### STATED GOAL
Where a line in the listing below contains the word "color", copy that line.
· · ·
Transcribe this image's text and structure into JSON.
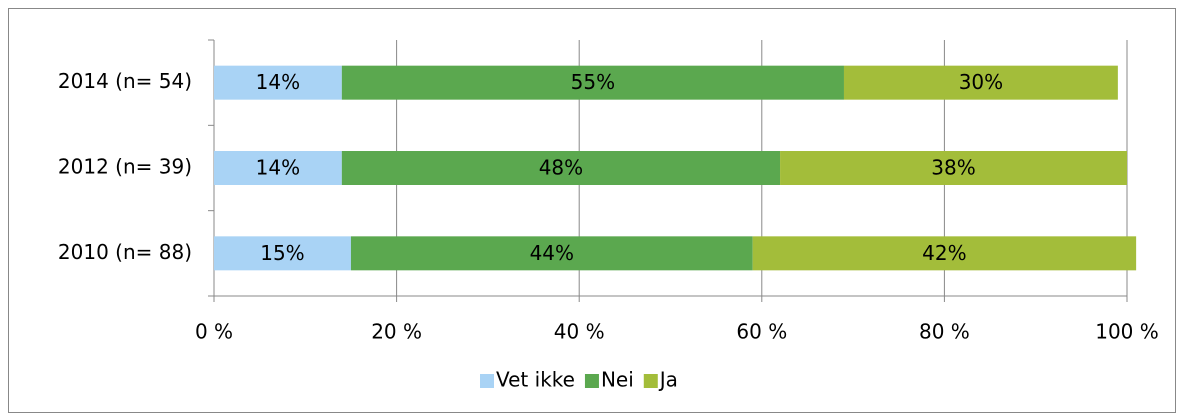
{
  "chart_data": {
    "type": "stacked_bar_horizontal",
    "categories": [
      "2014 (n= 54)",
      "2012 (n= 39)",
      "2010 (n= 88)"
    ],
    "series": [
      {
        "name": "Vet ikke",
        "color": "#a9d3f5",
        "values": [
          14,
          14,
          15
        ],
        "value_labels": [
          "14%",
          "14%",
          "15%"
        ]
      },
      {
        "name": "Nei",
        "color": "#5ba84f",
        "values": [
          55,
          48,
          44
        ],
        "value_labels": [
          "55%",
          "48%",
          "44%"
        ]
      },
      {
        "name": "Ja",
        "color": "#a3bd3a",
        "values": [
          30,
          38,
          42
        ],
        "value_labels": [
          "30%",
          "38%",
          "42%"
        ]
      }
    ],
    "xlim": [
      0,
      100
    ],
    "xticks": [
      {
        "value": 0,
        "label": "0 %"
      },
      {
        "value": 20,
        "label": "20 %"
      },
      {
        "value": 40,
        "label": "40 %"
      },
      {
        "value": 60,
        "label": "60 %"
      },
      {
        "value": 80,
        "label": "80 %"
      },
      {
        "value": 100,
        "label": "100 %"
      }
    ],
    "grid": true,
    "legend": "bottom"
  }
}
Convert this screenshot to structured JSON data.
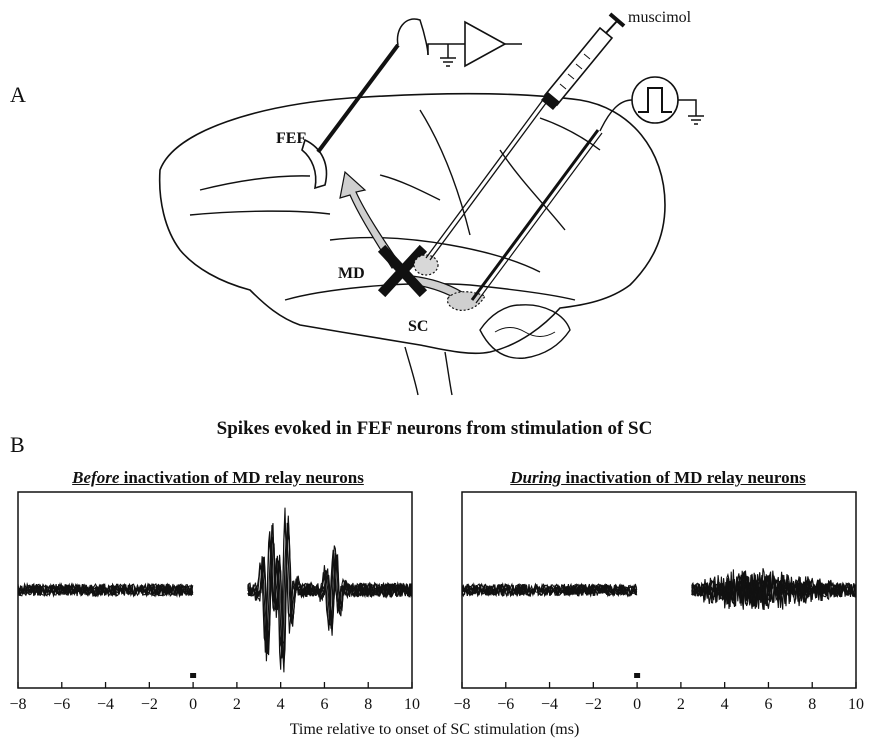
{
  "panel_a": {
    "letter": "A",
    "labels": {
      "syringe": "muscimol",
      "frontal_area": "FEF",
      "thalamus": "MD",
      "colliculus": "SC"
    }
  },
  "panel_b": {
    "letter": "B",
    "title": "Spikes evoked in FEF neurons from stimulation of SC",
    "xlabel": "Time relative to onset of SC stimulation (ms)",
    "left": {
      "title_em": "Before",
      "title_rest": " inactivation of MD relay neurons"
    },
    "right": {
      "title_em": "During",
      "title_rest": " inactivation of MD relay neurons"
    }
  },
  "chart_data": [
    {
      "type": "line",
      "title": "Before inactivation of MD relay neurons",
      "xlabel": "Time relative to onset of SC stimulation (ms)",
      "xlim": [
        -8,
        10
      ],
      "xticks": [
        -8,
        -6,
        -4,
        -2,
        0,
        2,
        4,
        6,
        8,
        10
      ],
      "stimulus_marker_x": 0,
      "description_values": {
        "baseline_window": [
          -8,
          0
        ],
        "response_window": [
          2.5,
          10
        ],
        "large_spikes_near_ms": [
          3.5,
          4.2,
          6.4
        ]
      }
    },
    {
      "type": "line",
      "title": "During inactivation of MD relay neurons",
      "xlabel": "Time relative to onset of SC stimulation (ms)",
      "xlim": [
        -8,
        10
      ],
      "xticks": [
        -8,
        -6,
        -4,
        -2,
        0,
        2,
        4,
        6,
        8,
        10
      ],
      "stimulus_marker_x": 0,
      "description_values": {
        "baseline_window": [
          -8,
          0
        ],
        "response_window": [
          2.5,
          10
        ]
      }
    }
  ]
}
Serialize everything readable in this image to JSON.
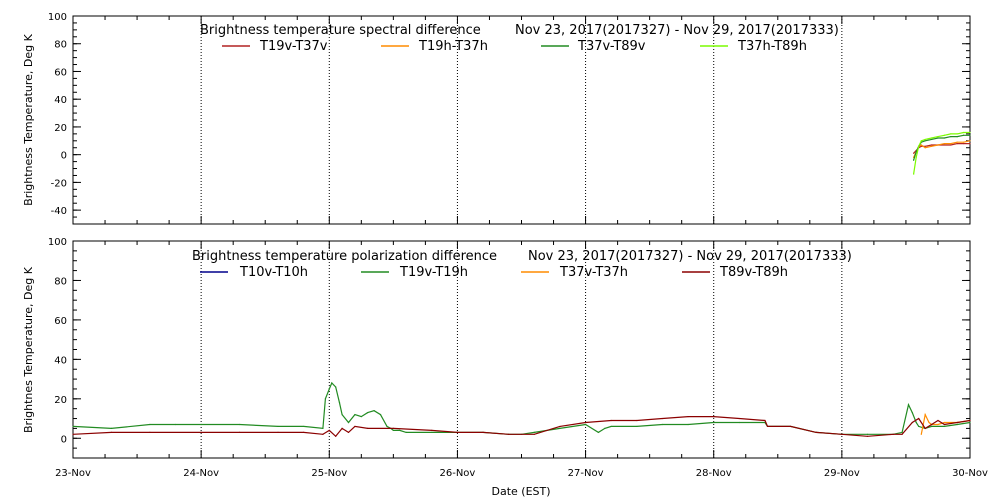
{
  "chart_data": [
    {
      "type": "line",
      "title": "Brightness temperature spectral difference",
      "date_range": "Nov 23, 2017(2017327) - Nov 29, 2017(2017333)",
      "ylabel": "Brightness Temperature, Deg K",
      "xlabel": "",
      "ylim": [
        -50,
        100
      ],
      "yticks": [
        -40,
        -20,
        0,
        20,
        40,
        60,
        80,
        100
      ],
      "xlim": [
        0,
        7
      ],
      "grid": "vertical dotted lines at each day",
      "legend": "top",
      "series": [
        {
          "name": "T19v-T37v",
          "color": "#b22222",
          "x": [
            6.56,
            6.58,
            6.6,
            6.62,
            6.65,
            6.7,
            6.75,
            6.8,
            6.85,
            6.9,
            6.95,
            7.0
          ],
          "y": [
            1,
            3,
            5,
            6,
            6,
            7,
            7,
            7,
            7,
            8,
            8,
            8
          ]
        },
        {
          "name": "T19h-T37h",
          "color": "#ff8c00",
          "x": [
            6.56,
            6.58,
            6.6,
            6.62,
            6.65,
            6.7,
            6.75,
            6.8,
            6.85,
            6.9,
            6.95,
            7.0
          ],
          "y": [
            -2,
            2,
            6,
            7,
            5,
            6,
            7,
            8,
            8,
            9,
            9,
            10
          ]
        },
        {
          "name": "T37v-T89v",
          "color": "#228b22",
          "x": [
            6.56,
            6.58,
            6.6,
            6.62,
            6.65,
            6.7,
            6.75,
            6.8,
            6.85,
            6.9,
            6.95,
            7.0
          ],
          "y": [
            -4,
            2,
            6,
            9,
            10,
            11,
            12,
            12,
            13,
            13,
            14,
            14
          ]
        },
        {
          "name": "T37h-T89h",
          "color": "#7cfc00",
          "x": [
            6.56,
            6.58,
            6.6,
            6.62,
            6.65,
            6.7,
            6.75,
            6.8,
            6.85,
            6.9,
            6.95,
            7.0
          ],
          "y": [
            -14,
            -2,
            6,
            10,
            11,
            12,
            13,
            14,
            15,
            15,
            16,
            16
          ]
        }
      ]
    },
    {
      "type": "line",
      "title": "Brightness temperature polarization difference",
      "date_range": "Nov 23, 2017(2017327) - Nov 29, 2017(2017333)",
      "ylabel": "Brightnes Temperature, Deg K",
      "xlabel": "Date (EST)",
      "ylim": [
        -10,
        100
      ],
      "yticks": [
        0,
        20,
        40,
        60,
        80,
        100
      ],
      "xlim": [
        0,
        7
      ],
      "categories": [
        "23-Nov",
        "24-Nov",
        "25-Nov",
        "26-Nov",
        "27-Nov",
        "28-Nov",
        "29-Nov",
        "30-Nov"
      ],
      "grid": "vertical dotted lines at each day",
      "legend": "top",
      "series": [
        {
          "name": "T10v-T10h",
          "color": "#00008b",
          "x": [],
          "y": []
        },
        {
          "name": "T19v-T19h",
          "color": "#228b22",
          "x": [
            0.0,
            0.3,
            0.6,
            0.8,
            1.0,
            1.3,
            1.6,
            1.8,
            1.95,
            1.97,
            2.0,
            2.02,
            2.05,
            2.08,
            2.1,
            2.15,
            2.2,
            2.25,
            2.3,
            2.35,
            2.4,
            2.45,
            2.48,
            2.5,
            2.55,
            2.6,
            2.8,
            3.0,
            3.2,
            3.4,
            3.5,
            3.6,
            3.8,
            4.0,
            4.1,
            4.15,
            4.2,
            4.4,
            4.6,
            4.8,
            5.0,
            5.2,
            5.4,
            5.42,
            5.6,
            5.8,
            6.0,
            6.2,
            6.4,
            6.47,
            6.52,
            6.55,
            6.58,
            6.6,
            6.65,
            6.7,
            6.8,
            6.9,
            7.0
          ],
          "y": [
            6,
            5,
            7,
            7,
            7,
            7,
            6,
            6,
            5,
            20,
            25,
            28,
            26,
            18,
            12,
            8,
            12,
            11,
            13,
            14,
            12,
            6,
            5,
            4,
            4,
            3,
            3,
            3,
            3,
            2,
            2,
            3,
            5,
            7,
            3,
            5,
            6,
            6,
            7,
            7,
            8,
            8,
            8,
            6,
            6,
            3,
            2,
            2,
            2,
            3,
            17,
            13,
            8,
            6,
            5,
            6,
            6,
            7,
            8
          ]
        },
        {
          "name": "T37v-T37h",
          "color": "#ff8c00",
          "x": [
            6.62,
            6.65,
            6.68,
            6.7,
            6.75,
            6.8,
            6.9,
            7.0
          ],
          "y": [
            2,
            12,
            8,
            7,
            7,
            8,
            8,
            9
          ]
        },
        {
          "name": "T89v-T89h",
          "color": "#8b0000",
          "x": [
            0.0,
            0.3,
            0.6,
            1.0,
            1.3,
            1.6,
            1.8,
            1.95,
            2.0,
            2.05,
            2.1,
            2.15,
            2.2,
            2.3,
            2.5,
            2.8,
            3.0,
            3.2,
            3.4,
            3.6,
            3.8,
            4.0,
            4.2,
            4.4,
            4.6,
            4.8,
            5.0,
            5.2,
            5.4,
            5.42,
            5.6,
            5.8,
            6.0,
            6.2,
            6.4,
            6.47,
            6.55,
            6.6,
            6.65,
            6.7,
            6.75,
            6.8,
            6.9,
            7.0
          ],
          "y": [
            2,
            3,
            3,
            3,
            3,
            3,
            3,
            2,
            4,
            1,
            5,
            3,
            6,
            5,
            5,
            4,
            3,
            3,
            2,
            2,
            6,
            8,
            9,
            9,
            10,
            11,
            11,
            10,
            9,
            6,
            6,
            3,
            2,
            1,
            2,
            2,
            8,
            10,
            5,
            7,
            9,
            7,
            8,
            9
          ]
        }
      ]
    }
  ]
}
· · ·
### RESULT BELOW
        "color": "#a9d3f5",
        "color": "#5ba84f",
        "color": "#a3bd3a",
          "color": "#b22222",
          "color": "#ff8c00",
          "color": "#228b22",
          "color": "#7cfc00",
          "color": "#00008b",
          "color": "#228b22",
          "color": "#ff8c00",
          "color": "#8b0000",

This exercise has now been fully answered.